What you have to do: Set every record down verbatim and omit the pictures.

== Dataset rows ==

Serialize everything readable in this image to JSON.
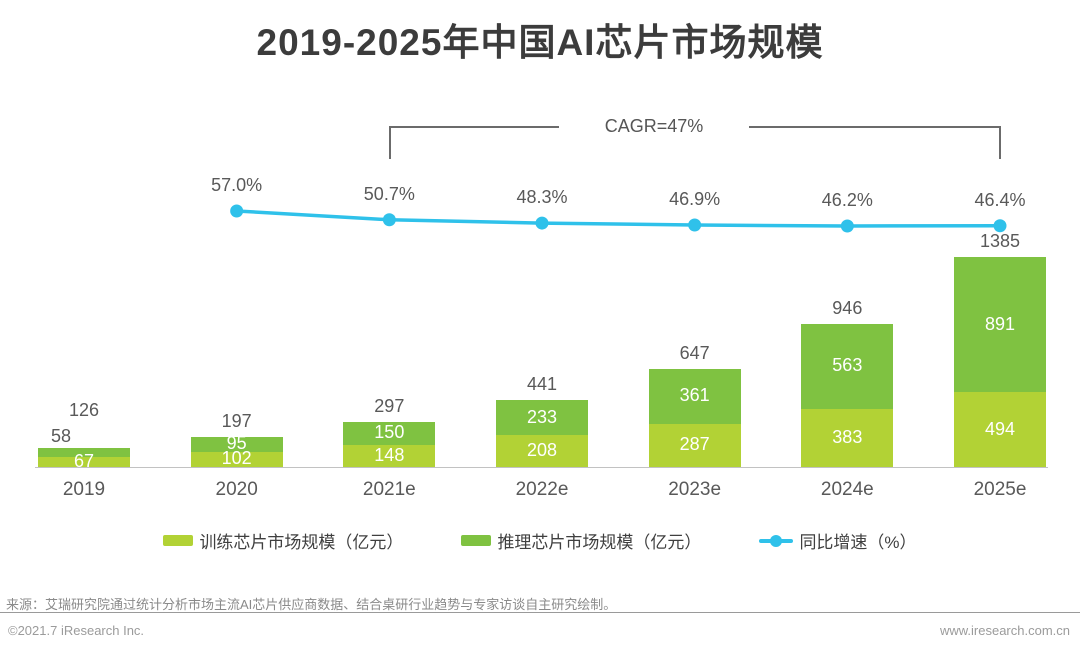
{
  "page": {
    "title": "2019-2025年中国AI芯片市场规模",
    "source": "来源：艾瑞研究院通过统计分析市场主流AI芯片供应商数据、结合桌研行业趋势与专家访谈自主研究绘制。",
    "footer_left": "©2021.7 iResearch Inc.",
    "footer_right": "www.iresearch.com.cn"
  },
  "chart_data": {
    "type": "bar",
    "subtype": "stacked-bar-with-line",
    "title": "2019-2025年中国AI芯片市场规模",
    "categories": [
      "2019",
      "2020",
      "2021e",
      "2022e",
      "2023e",
      "2024e",
      "2025e"
    ],
    "series": [
      {
        "name": "训练芯片市场规模（亿元）",
        "type": "bar",
        "stack_position": "bottom",
        "color": "#b2d235",
        "values": [
          67,
          102,
          148,
          208,
          287,
          383,
          494
        ]
      },
      {
        "name": "推理芯片市场规模（亿元）",
        "type": "bar",
        "stack_position": "top",
        "color": "#7fc241",
        "values": [
          58,
          95,
          150,
          233,
          361,
          563,
          891
        ]
      },
      {
        "name": "同比增速（%）",
        "type": "line",
        "color": "#2fc1ea",
        "values": [
          null,
          57.0,
          50.7,
          48.3,
          46.9,
          46.2,
          46.4
        ],
        "labels": [
          "",
          "57.0%",
          "50.7%",
          "48.3%",
          "46.9%",
          "46.2%",
          "46.4%"
        ]
      }
    ],
    "totals": [
      126,
      197,
      297,
      441,
      647,
      946,
      1385
    ],
    "annotation": {
      "text": "CAGR=47%",
      "from": "2021e",
      "to": "2025e"
    },
    "legend_position": "bottom",
    "grid": false,
    "value_label_colors": {
      "inside": "#ffffff",
      "outside": "#595959"
    }
  }
}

===

Written solution:
Serialize everything readable in this image to JSON.
{
  "page": {
    "title": "2019-2025年中国AI芯片市场规模",
    "source": "来源：艾瑞研究院通过统计分析市场主流AI芯片供应商数据、结合桌研行业趋势与专家访谈自主研究绘制。",
    "footer_left": "©2021.7 iResearch Inc.",
    "footer_right": "www.iresearch.com.cn"
  },
  "chart_data": {
    "type": "bar",
    "subtype": "stacked-bar-with-line",
    "title": "2019-2025年中国AI芯片市场规模",
    "categories": [
      "2019",
      "2020",
      "2021e",
      "2022e",
      "2023e",
      "2024e",
      "2025e"
    ],
    "series": [
      {
        "name": "训练芯片市场规模（亿元）",
        "type": "bar",
        "stack_position": "bottom",
        "color": "#b2d235",
        "values": [
          67,
          102,
          148,
          208,
          287,
          383,
          494
        ]
      },
      {
        "name": "推理芯片市场规模（亿元）",
        "type": "bar",
        "stack_position": "top",
        "color": "#7fc241",
        "values": [
          58,
          95,
          150,
          233,
          361,
          563,
          891
        ]
      },
      {
        "name": "同比增速（%）",
        "type": "line",
        "color": "#2fc1ea",
        "values": [
          null,
          57.0,
          50.7,
          48.3,
          46.9,
          46.2,
          46.4
        ],
        "labels": [
          "",
          "57.0%",
          "50.7%",
          "48.3%",
          "46.9%",
          "46.2%",
          "46.4%"
        ]
      }
    ],
    "totals": [
      126,
      197,
      297,
      441,
      647,
      946,
      1385
    ],
    "annotation": {
      "text": "CAGR=47%",
      "from": "2021e",
      "to": "2025e"
    },
    "legend_position": "bottom",
    "grid": false,
    "value_label_colors": {
      "inside": "#ffffff",
      "outside": "#595959"
    }
  }
}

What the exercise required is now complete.